> What is asked:
Take every line where the string "Церкви" appears and copy it.

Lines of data
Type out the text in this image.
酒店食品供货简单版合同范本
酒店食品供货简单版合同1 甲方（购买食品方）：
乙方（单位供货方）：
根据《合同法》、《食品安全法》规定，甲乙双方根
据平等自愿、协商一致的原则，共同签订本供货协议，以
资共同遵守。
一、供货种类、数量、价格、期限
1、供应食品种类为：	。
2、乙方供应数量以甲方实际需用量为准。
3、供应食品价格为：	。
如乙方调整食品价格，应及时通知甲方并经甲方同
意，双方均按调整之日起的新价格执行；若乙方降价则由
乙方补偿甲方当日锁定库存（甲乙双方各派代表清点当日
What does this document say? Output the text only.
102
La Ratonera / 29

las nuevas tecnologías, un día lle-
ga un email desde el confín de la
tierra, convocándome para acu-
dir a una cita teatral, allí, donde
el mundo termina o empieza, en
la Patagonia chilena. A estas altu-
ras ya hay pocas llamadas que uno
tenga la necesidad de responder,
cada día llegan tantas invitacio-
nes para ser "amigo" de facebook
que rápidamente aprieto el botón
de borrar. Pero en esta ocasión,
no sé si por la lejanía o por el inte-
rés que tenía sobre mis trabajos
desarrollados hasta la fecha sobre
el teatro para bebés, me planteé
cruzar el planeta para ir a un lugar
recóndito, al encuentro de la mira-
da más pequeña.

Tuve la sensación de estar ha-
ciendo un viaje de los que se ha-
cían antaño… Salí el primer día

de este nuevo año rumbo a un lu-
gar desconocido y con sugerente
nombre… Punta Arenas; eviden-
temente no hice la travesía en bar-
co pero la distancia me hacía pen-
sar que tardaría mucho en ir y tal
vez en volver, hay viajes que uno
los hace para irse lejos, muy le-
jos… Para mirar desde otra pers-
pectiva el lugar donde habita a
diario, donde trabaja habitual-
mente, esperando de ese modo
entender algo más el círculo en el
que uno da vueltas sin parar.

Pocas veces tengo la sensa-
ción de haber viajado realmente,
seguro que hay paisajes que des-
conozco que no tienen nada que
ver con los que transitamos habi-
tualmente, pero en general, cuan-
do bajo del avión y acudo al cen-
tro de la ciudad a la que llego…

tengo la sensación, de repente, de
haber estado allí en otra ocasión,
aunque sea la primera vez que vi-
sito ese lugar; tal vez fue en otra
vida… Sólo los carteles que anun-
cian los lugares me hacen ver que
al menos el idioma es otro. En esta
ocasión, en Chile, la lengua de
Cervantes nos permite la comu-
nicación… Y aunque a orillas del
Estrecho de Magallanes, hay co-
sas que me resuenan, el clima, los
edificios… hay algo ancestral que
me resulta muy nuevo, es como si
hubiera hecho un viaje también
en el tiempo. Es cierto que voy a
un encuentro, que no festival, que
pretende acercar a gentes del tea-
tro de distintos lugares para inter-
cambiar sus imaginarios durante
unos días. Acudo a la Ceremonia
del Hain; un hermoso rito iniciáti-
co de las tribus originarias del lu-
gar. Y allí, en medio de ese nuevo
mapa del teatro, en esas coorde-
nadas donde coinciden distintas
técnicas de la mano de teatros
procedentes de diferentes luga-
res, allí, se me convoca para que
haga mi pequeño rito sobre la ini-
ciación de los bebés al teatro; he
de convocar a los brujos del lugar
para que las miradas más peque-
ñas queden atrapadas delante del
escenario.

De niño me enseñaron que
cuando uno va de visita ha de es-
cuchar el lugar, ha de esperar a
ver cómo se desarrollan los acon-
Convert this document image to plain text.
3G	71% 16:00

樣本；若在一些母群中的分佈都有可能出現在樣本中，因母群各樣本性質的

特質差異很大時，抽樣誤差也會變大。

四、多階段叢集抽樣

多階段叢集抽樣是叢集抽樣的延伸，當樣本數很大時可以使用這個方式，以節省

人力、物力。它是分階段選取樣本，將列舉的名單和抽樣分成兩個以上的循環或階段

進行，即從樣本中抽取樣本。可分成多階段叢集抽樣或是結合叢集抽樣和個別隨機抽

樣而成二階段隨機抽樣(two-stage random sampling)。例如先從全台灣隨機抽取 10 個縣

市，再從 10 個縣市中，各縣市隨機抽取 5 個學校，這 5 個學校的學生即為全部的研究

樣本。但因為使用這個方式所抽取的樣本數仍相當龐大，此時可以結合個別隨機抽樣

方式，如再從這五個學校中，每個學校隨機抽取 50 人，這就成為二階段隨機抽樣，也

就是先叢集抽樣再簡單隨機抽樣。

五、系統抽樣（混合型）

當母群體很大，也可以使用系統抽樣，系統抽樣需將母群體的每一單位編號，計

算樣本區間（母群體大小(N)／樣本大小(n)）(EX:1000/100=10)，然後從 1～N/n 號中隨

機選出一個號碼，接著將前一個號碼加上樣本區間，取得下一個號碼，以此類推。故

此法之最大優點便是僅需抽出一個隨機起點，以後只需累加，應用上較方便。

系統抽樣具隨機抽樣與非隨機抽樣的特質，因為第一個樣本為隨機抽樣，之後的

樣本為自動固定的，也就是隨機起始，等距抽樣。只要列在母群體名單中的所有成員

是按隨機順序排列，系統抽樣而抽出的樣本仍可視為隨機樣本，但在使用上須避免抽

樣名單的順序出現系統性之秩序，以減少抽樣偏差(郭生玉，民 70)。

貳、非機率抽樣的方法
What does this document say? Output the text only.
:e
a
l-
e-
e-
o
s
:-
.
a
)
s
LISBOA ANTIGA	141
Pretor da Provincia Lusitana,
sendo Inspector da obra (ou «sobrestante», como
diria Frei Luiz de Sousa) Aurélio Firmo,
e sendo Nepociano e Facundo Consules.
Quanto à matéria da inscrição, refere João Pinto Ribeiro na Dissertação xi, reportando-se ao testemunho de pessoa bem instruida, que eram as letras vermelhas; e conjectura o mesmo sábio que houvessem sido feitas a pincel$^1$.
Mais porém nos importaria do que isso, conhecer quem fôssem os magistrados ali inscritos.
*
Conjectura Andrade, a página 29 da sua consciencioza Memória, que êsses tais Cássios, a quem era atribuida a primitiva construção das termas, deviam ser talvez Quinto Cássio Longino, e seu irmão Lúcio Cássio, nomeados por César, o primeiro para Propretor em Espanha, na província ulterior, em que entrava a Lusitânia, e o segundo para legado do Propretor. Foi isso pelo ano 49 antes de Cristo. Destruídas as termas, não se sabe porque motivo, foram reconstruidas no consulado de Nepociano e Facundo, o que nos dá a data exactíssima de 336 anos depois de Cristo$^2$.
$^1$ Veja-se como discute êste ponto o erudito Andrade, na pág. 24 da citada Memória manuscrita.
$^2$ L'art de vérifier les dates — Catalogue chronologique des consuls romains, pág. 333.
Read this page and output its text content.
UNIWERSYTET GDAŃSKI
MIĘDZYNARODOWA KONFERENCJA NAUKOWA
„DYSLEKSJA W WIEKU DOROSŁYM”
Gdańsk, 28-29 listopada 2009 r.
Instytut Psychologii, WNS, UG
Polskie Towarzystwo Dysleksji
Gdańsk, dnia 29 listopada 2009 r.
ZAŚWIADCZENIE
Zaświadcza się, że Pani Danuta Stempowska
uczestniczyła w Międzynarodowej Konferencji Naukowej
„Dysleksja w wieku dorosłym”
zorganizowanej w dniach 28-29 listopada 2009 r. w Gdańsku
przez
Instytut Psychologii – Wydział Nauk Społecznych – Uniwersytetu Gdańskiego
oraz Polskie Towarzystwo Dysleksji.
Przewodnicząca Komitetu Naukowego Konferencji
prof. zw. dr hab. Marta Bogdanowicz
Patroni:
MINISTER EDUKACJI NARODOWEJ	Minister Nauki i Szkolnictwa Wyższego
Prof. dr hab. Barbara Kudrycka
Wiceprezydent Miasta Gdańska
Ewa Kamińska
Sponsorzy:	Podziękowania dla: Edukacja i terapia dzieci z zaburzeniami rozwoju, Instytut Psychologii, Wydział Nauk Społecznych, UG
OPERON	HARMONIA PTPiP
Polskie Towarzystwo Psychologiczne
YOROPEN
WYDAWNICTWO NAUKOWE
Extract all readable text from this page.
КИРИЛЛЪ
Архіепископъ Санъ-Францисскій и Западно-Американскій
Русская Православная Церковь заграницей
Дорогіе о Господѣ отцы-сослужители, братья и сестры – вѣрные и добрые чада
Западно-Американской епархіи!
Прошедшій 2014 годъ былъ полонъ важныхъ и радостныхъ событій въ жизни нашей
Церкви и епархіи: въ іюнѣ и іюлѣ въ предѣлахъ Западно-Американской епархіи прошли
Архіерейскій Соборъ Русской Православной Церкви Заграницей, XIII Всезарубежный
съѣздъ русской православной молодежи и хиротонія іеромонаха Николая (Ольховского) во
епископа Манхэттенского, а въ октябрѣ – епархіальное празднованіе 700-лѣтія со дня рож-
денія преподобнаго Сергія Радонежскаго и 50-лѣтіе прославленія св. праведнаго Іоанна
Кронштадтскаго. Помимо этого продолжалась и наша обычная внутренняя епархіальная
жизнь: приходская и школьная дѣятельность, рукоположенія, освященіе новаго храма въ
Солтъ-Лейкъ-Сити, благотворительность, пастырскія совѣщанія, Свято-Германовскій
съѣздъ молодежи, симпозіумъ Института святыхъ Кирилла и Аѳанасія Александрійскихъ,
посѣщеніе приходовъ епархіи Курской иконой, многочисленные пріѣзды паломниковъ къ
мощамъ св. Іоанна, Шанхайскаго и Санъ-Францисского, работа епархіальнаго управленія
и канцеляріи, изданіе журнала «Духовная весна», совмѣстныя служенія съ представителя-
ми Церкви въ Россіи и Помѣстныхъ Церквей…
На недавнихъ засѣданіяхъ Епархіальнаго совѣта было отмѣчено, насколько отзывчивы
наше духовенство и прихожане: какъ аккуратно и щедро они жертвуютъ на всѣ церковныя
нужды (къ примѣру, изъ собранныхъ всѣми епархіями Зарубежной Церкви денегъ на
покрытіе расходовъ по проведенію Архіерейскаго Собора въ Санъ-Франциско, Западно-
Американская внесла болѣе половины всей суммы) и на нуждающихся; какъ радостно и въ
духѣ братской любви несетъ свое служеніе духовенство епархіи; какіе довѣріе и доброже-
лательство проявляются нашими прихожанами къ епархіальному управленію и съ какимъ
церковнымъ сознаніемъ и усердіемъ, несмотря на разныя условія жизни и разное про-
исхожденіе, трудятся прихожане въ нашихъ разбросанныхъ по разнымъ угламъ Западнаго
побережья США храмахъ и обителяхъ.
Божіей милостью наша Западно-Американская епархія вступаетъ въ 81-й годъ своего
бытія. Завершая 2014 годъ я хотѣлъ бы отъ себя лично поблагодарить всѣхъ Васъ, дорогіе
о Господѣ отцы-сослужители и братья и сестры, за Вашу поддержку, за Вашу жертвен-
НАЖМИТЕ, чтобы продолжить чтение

> Final answer:
Церкви и епархіи: въ іюнѣ и іюлѣ въ предѣлахъ Западно-Американской епархіи прошли
Архіерейскій Соборъ Русской Православной Церкви Заграницей, XIII Всезарубежный
ми Церкви въ Россіи и Помѣстныхъ Церквей…
нужды (къ примѣру, изъ собранныхъ всѣми епархіями Зарубежной Церкви денегъ на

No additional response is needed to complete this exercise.